(Chart and figure data)
-=-=-=-=-
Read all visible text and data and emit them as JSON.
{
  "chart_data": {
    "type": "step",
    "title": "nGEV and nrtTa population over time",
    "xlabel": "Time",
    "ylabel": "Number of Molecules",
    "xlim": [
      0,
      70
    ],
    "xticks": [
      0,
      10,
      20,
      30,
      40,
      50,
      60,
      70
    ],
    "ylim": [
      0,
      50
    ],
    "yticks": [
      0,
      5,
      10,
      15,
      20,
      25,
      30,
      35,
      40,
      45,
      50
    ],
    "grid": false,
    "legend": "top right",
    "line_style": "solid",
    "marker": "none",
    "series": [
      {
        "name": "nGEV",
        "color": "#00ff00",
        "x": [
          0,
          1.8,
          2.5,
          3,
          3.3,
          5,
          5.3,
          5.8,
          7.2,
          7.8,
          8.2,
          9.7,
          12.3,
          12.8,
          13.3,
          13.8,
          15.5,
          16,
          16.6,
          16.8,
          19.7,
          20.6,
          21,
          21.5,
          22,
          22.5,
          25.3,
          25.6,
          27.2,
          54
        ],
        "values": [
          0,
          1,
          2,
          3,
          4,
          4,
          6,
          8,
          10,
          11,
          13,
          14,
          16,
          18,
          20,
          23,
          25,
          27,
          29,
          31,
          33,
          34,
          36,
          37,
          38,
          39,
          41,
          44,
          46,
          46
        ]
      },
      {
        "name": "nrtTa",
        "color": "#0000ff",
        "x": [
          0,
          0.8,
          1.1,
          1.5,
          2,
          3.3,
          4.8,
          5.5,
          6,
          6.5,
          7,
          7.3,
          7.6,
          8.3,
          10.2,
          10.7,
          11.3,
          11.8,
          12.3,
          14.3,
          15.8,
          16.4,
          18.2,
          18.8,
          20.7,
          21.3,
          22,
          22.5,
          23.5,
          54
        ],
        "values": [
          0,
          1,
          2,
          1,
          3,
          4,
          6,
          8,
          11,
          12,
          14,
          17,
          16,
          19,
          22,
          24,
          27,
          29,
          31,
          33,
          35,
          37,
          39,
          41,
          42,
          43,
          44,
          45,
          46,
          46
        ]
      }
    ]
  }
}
-=-=-=-=-
▸ SHORT PROBLEM: Reproduce the data, keeping every line exactly the same.

▸ OUTPUT FOR THIS TASK:
Read all visible text and data and emit them as JSON.
{
  "chart_data": {
    "type": "step",
    "title": "nGEV and nrtTa population over time",
    "xlabel": "Time",
    "ylabel": "Number of Molecules",
    "xlim": [
      0,
      70
    ],
    "xticks": [
      0,
      10,
      20,
      30,
      40,
      50,
      60,
      70
    ],
    "ylim": [
      0,
      50
    ],
    "yticks": [
      0,
      5,
      10,
      15,
      20,
      25,
      30,
      35,
      40,
      45,
      50
    ],
    "grid": false,
    "legend": "top right",
    "line_style": "solid",
    "marker": "none",
    "series": [
      {
        "name": "nGEV",
        "color": "#00ff00",
        "x": [
          0,
          1.8,
          2.5,
          3,
          3.3,
          5,
          5.3,
          5.8,
          7.2,
          7.8,
          8.2,
          9.7,
          12.3,
          12.8,
          13.3,
          13.8,
          15.5,
          16,
          16.6,
          16.8,
          19.7,
          20.6,
          21,
          21.5,
          22,
          22.5,
          25.3,
          25.6,
          27.2,
          54
        ],
        "values": [
          0,
          1,
          2,
          3,
          4,
          4,
          6,
          8,
          10,
          11,
          13,
          14,
          16,
          18,
          20,
          23,
          25,
          27,
          29,
          31,
          33,
          34,
          36,
          37,
          38,
          39,
          41,
          44,
          46,
          46
        ]
      },
      {
        "name": "nrtTa",
        "color": "#0000ff",
        "x": [
          0,
          0.8,
          1.1,
          1.5,
          2,
          3.3,
          4.8,
          5.5,
          6,
          6.5,
          7,
          7.3,
          7.6,
          8.3,
          10.2,
          10.7,
          11.3,
          11.8,
          12.3,
          14.3,
          15.8,
          16.4,
          18.2,
          18.8,
          20.7,
          21.3,
          22,
          22.5,
          23.5,
          54
        ],
        "values": [
          0,
          1,
          2,
          1,
          3,
          4,
          6,
          8,
          11,
          12,
          14,
          17,
          16,
          19,
          22,
          24,
          27,
          29,
          31,
          33,
          35,
          37,
          39,
          41,
          42,
          43,
          44,
          45,
          46,
          46
        ]
      }
    ]
  }
}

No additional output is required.